### WHAT YOU ARE ASKED TO DO
Go through the material below and copy each line where the word "over" appears.

### GIVEN DATA
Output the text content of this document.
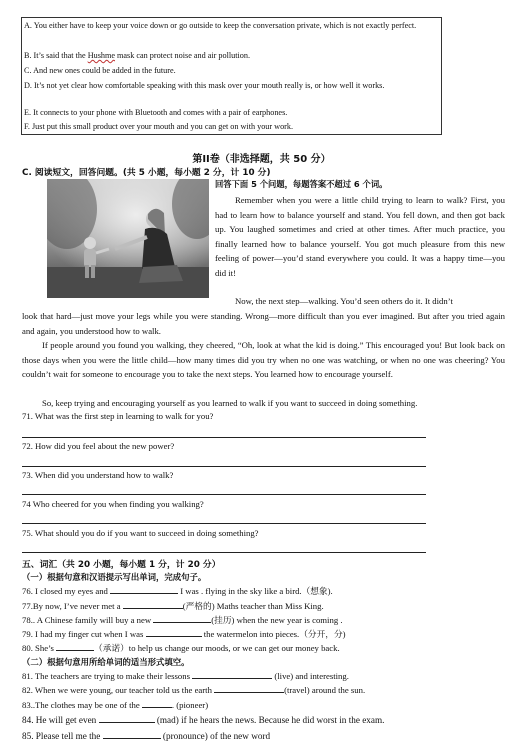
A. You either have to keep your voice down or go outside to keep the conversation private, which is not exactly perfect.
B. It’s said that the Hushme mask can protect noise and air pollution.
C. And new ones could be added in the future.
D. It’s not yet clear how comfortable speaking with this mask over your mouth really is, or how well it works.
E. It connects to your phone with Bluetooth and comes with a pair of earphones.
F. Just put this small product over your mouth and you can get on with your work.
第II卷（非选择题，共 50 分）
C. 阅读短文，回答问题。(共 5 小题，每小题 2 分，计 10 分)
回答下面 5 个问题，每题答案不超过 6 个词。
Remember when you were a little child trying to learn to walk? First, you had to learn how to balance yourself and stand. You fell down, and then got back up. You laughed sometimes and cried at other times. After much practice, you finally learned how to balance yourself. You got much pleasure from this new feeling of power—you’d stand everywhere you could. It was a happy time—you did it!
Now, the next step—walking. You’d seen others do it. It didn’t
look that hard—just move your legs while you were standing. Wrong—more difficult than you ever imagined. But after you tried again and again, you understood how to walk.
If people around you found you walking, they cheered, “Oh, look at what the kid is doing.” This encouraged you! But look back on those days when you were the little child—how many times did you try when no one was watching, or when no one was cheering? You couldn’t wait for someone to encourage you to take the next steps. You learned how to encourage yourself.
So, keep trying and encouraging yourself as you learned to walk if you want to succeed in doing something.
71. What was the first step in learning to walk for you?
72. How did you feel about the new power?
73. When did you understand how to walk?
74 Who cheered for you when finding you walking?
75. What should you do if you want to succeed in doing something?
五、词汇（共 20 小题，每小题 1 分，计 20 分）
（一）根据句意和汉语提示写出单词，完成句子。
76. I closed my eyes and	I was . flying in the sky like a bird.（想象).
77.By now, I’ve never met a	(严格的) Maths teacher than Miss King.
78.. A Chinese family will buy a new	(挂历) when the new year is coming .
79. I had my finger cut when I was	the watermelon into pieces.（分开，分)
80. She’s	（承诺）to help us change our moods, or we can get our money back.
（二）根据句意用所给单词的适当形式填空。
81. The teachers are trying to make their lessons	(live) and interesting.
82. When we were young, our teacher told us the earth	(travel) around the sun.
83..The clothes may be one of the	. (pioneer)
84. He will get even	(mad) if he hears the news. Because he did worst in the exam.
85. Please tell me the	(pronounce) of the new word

...

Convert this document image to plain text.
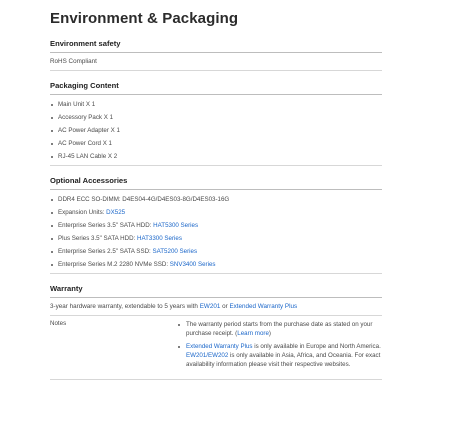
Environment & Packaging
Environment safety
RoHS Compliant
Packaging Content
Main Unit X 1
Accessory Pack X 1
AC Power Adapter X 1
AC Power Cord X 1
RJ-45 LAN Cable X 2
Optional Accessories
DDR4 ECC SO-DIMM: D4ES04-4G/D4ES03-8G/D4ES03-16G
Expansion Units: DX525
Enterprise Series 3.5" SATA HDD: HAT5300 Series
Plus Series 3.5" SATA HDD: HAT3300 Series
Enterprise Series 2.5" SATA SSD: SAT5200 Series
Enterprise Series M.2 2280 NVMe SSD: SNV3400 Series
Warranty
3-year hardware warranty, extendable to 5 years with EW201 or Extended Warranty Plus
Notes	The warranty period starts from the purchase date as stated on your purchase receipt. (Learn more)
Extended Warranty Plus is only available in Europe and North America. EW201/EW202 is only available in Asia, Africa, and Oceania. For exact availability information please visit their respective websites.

### FINAL RESULT
D. It’s not yet clear how comfortable speaking with this mask over your mouth really is, or how well it works.
F. Just put this small product over your mouth and you can get on with your work.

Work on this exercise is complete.